REQUIREMENTS » Copy out all of the material, matching it word for word.

Collected data
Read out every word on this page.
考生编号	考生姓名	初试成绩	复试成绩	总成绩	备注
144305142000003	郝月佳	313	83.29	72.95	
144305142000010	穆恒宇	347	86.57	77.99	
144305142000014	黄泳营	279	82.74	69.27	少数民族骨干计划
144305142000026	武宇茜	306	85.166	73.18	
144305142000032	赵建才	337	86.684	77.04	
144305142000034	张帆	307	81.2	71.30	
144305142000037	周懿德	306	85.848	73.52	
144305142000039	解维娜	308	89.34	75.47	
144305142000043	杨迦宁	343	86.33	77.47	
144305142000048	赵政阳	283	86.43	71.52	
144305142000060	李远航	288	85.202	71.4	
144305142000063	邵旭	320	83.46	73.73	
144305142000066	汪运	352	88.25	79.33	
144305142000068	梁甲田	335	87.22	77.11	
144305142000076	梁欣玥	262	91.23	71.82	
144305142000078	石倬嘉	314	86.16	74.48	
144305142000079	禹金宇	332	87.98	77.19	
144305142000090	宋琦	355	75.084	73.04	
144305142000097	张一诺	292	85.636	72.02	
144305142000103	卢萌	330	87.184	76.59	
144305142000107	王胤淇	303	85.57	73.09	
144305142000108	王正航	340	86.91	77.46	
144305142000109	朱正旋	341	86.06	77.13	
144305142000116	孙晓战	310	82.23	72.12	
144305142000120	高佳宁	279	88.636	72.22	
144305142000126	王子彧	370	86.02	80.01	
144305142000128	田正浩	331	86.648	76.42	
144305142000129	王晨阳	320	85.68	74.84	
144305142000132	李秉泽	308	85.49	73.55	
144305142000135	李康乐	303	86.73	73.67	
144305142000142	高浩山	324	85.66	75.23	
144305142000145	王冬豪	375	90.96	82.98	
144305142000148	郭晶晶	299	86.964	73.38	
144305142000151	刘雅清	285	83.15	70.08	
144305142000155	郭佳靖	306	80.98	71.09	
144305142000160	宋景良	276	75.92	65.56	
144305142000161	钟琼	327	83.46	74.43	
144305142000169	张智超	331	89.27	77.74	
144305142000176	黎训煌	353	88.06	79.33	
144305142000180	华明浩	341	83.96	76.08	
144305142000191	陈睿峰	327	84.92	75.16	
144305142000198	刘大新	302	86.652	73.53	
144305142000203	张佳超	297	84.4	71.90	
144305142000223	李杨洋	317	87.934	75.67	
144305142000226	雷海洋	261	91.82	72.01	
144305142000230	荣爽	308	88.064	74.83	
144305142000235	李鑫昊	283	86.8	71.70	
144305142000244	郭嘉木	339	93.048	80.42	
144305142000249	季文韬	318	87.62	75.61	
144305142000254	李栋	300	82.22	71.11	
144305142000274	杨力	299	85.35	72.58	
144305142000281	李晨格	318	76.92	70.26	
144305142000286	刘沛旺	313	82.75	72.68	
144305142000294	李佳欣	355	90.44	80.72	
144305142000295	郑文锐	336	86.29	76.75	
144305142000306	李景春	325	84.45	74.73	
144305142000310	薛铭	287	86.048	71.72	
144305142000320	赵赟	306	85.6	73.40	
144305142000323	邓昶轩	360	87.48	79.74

RESPONSE »
Read out every word on this page.
考生编号	考生姓名	初试成绩	复试成绩	总成绩	备注
144305142000003	郝月佳	313	83.29	72.95	
144305142000010	穆恒宇	347	86.57	77.99	
144305142000014	黄泳营	279	82.74	69.27	少数民族骨干计划
144305142000026	武宇茜	306	85.166	73.18	
144305142000032	赵建才	337	86.684	77.04	
144305142000034	张帆	307	81.2	71.30	
144305142000037	周懿德	306	85.848	73.52	
144305142000039	解维娜	308	89.34	75.47	
144305142000043	杨迦宁	343	86.33	77.47	
144305142000048	赵政阳	283	86.43	71.52	
144305142000060	李远航	288	85.202	71.4	
144305142000063	邵旭	320	83.46	73.73	
144305142000066	汪运	352	88.25	79.33	
144305142000068	梁甲田	335	87.22	77.11	
144305142000076	梁欣玥	262	91.23	71.82	
144305142000078	石倬嘉	314	86.16	74.48	
144305142000079	禹金宇	332	87.98	77.19	
144305142000090	宋琦	355	75.084	73.04	
144305142000097	张一诺	292	85.636	72.02	
144305142000103	卢萌	330	87.184	76.59	
144305142000107	王胤淇	303	85.57	73.09	
144305142000108	王正航	340	86.91	77.46	
144305142000109	朱正旋	341	86.06	77.13	
144305142000116	孙晓战	310	82.23	72.12	
144305142000120	高佳宁	279	88.636	72.22	
144305142000126	王子彧	370	86.02	80.01	
144305142000128	田正浩	331	86.648	76.42	
144305142000129	王晨阳	320	85.68	74.84	
144305142000132	李秉泽	308	85.49	73.55	
144305142000135	李康乐	303	86.73	73.67	
144305142000142	高浩山	324	85.66	75.23	
144305142000145	王冬豪	375	90.96	82.98	
144305142000148	郭晶晶	299	86.964	73.38	
144305142000151	刘雅清	285	83.15	70.08	
144305142000155	郭佳靖	306	80.98	71.09	
144305142000160	宋景良	276	75.92	65.56	
144305142000161	钟琼	327	83.46	74.43	
144305142000169	张智超	331	89.27	77.74	
144305142000176	黎训煌	353	88.06	79.33	
144305142000180	华明浩	341	83.96	76.08	
144305142000191	陈睿峰	327	84.92	75.16	
144305142000198	刘大新	302	86.652	73.53	
144305142000203	张佳超	297	84.4	71.90	
144305142000223	李杨洋	317	87.934	75.67	
144305142000226	雷海洋	261	91.82	72.01	
144305142000230	荣爽	308	88.064	74.83	
144305142000235	李鑫昊	283	86.8	71.70	
144305142000244	郭嘉木	339	93.048	80.42	
144305142000249	季文韬	318	87.62	75.61	
144305142000254	李栋	300	82.22	71.11	
144305142000274	杨力	299	85.35	72.58	
144305142000281	李晨格	318	76.92	70.26	
144305142000286	刘沛旺	313	82.75	72.68	
144305142000294	李佳欣	355	90.44	80.72	
144305142000295	郑文锐	336	86.29	76.75	
144305142000306	李景春	325	84.45	74.73	
144305142000310	薛铭	287	86.048	71.72	
144305142000320	赵赟	306	85.6	73.40	
144305142000323	邓昶轩	360	87.48	79.74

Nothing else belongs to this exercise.